> _YOUR GOAL_: Reproduce each record exactly.

-- START OF INPUT RECORDS --

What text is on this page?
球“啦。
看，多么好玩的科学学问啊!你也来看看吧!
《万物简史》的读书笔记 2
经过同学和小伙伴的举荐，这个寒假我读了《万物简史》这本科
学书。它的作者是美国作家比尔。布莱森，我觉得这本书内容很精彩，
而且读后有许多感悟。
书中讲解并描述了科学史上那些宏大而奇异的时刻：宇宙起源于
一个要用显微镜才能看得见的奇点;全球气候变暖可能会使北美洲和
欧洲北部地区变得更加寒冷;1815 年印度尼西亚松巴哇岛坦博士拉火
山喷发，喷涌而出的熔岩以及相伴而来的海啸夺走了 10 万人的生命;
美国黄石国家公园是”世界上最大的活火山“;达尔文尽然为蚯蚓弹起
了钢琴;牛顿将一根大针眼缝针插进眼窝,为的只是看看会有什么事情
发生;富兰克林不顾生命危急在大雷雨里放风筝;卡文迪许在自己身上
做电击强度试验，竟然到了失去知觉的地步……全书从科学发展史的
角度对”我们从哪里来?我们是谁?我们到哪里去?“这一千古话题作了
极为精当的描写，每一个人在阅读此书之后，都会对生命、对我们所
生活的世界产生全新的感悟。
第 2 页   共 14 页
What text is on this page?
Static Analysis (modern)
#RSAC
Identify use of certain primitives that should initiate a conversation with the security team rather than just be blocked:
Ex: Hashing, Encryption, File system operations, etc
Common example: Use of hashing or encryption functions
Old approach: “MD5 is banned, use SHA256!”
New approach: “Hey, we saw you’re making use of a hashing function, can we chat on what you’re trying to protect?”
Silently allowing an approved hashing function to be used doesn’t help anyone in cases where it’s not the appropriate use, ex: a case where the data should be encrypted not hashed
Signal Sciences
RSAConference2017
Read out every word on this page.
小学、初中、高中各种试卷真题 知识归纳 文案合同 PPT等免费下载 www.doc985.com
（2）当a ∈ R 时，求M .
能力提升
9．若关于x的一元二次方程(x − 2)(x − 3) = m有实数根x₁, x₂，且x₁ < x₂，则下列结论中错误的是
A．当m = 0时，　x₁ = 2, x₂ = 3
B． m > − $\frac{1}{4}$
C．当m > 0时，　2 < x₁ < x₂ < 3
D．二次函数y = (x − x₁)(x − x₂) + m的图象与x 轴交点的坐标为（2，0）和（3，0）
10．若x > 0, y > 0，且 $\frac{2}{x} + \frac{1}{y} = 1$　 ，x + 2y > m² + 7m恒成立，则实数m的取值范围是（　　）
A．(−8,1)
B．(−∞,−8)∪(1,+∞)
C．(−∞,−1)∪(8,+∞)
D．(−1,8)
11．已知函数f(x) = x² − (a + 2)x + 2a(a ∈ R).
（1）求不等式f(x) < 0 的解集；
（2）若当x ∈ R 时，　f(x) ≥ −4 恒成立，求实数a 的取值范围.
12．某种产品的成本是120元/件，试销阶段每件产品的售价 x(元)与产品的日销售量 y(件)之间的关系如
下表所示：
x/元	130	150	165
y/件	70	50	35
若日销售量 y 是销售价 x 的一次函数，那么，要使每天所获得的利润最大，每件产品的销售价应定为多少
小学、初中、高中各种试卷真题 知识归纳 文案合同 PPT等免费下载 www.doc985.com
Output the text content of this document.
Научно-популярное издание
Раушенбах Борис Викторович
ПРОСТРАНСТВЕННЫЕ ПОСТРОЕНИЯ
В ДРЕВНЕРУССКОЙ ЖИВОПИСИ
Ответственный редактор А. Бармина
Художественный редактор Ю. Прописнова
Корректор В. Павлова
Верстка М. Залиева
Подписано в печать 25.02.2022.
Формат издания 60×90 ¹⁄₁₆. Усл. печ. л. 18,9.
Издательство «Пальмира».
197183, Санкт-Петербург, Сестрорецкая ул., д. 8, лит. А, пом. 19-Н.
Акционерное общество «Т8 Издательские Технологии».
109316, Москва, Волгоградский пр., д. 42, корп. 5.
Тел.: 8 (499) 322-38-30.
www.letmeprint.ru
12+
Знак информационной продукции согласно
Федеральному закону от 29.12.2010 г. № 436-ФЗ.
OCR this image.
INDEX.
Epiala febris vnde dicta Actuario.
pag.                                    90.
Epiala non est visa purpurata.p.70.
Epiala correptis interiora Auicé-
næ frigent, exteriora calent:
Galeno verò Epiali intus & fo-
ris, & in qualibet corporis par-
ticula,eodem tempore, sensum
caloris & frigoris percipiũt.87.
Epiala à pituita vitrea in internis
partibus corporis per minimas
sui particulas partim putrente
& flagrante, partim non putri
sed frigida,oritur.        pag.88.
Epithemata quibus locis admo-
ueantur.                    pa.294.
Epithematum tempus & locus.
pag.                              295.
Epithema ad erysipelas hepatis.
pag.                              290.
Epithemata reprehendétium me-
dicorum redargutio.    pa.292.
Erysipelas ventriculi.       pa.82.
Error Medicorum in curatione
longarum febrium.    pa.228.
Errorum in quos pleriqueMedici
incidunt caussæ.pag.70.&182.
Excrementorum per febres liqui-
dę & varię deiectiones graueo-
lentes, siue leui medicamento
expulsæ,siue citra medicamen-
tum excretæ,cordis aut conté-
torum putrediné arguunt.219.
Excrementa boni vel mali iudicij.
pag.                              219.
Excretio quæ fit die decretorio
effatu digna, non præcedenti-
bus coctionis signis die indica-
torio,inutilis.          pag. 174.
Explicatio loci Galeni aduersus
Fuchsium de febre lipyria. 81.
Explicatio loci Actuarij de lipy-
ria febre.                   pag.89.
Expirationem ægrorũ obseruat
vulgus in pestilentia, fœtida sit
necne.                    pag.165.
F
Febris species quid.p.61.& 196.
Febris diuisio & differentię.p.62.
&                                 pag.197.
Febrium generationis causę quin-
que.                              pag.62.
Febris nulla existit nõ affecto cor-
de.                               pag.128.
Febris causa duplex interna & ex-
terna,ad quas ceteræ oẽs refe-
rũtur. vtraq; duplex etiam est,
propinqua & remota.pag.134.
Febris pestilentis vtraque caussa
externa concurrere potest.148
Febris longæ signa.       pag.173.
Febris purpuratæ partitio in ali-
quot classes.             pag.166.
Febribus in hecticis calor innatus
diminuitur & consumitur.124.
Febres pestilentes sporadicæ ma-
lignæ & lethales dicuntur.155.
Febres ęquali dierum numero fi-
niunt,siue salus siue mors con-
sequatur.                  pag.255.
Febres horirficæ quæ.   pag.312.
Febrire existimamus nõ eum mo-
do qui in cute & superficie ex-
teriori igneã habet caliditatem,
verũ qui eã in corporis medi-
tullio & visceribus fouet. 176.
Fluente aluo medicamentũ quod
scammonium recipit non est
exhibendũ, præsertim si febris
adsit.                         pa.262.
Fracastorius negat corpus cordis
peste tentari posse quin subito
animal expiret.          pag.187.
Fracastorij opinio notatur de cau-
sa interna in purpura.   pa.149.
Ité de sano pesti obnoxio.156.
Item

-- END OF INPUT RECORDS --

> _THE REPLY_:
What text is on this page?
球“啦。
看，多么好玩的科学学问啊!你也来看看吧!
《万物简史》的读书笔记 2
经过同学和小伙伴的举荐，这个寒假我读了《万物简史》这本科
学书。它的作者是美国作家比尔。布莱森，我觉得这本书内容很精彩，
而且读后有许多感悟。
书中讲解并描述了科学史上那些宏大而奇异的时刻：宇宙起源于
一个要用显微镜才能看得见的奇点;全球气候变暖可能会使北美洲和
欧洲北部地区变得更加寒冷;1815 年印度尼西亚松巴哇岛坦博士拉火
山喷发，喷涌而出的熔岩以及相伴而来的海啸夺走了 10 万人的生命;
美国黄石国家公园是”世界上最大的活火山“;达尔文尽然为蚯蚓弹起
了钢琴;牛顿将一根大针眼缝针插进眼窝,为的只是看看会有什么事情
发生;富兰克林不顾生命危急在大雷雨里放风筝;卡文迪许在自己身上
做电击强度试验，竟然到了失去知觉的地步……全书从科学发展史的
角度对”我们从哪里来?我们是谁?我们到哪里去?“这一千古话题作了
极为精当的描写，每一个人在阅读此书之后，都会对生命、对我们所
生活的世界产生全新的感悟。
第 2 页   共 14 页
What text is on this page?
Static Analysis (modern)
#RSAC
Identify use of certain primitives that should initiate a conversation with the security team rather than just be blocked:
Ex: Hashing, Encryption, File system operations, etc
Common example: Use of hashing or encryption functions
Old approach: “MD5 is banned, use SHA256!”
New approach: “Hey, we saw you’re making use of a hashing function, can we chat on what you’re trying to protect?”
Silently allowing an approved hashing function to be used doesn’t help anyone in cases where it’s not the appropriate use, ex: a case where the data should be encrypted not hashed
Signal Sciences
RSAConference2017
Read out every word on this page.
小学、初中、高中各种试卷真题 知识归纳 文案合同 PPT等免费下载 www.doc985.com
（2）当a ∈ R 时，求M .
能力提升
9．若关于x的一元二次方程(x − 2)(x − 3) = m有实数根x₁, x₂，且x₁ < x₂，则下列结论中错误的是
A．当m = 0时，　x₁ = 2, x₂ = 3
B． m > − $\frac{1}{4}$
C．当m > 0时，　2 < x₁ < x₂ < 3
D．二次函数y = (x − x₁)(x − x₂) + m的图象与x 轴交点的坐标为（2，0）和（3，0）
10．若x > 0, y > 0，且 $\frac{2}{x} + \frac{1}{y} = 1$　 ，x + 2y > m² + 7m恒成立，则实数m的取值范围是（　　）
A．(−8,1)
B．(−∞,−8)∪(1,+∞)
C．(−∞,−1)∪(8,+∞)
D．(−1,8)
11．已知函数f(x) = x² − (a + 2)x + 2a(a ∈ R).
（1）求不等式f(x) < 0 的解集；
（2）若当x ∈ R 时，　f(x) ≥ −4 恒成立，求实数a 的取值范围.
12．某种产品的成本是120元/件，试销阶段每件产品的售价 x(元)与产品的日销售量 y(件)之间的关系如
下表所示：
x/元	130	150	165
y/件	70	50	35
若日销售量 y 是销售价 x 的一次函数，那么，要使每天所获得的利润最大，每件产品的销售价应定为多少
小学、初中、高中各种试卷真题 知识归纳 文案合同 PPT等免费下载 www.doc985.com
Output the text content of this document.
Научно-популярное издание
Раушенбах Борис Викторович
ПРОСТРАНСТВЕННЫЕ ПОСТРОЕНИЯ
В ДРЕВНЕРУССКОЙ ЖИВОПИСИ
Ответственный редактор А. Бармина
Художественный редактор Ю. Прописнова
Корректор В. Павлова
Верстка М. Залиева
Подписано в печать 25.02.2022.
Формат издания 60×90 ¹⁄₁₆. Усл. печ. л. 18,9.
Издательство «Пальмира».
197183, Санкт-Петербург, Сестрорецкая ул., д. 8, лит. А, пом. 19-Н.
Акционерное общество «Т8 Издательские Технологии».
109316, Москва, Волгоградский пр., д. 42, корп. 5.
Тел.: 8 (499) 322-38-30.
www.letmeprint.ru
12+
Знак информационной продукции согласно
Федеральному закону от 29.12.2010 г. № 436-ФЗ.
OCR this image.
INDEX.
Epiala febris vnde dicta Actuario.
pag.                                    90.
Epiala non est visa purpurata.p.70.
Epiala correptis interiora Auicé-
næ frigent, exteriora calent:
Galeno verò Epiali intus & fo-
ris, & in qualibet corporis par-
ticula,eodem tempore, sensum
caloris & frigoris percipiũt.87.
Epiala à pituita vitrea in internis
partibus corporis per minimas
sui particulas partim putrente
& flagrante, partim non putri
sed frigida,oritur.        pag.88.
Epithemata quibus locis admo-
ueantur.                    pa.294.
Epithematum tempus & locus.
pag.                              295.
Epithema ad erysipelas hepatis.
pag.                              290.
Epithemata reprehendétium me-
dicorum redargutio.    pa.292.
Erysipelas ventriculi.       pa.82.
Error Medicorum in curatione
longarum febrium.    pa.228.
Errorum in quos pleriqueMedici
incidunt caussæ.pag.70.&182.
Excrementorum per febres liqui-
dę & varię deiectiones graueo-
lentes, siue leui medicamento
expulsæ,siue citra medicamen-
tum excretæ,cordis aut conté-
torum putrediné arguunt.219.
Excrementa boni vel mali iudicij.
pag.                              219.
Excretio quæ fit die decretorio
effatu digna, non præcedenti-
bus coctionis signis die indica-
torio,inutilis.          pag. 174.
Explicatio loci Galeni aduersus
Fuchsium de febre lipyria. 81.
Explicatio loci Actuarij de lipy-
ria febre.                   pag.89.
Expirationem ægrorũ obseruat
vulgus in pestilentia, fœtida sit
necne.                    pag.165.
F
Febris species quid.p.61.& 196.
Febris diuisio & differentię.p.62.
&                                 pag.197.
Febrium generationis causę quin-
que.                              pag.62.
Febris nulla existit nõ affecto cor-
de.                               pag.128.
Febris causa duplex interna & ex-
terna,ad quas ceteræ oẽs refe-
rũtur. vtraq; duplex etiam est,
propinqua & remota.pag.134.
Febris pestilentis vtraque caussa
externa concurrere potest.148
Febris longæ signa.       pag.173.
Febris purpuratæ partitio in ali-
quot classes.             pag.166.
Febribus in hecticis calor innatus
diminuitur & consumitur.124.
Febres pestilentes sporadicæ ma-
lignæ & lethales dicuntur.155.
Febres ęquali dierum numero fi-
niunt,siue salus siue mors con-
sequatur.                  pag.255.
Febres horirficæ quæ.   pag.312.
Febrire existimamus nõ eum mo-
do qui in cute & superficie ex-
teriori igneã habet caliditatem,
verũ qui eã in corporis medi-
tullio & visceribus fouet. 176.
Fluente aluo medicamentũ quod
scammonium recipit non est
exhibendũ, præsertim si febris
adsit.                         pa.262.
Fracastorius negat corpus cordis
peste tentari posse quin subito
animal expiret.          pag.187.
Fracastorij opinio notatur de cau-
sa interna in purpura.   pa.149.
Ité de sano pesti obnoxio.156.
Item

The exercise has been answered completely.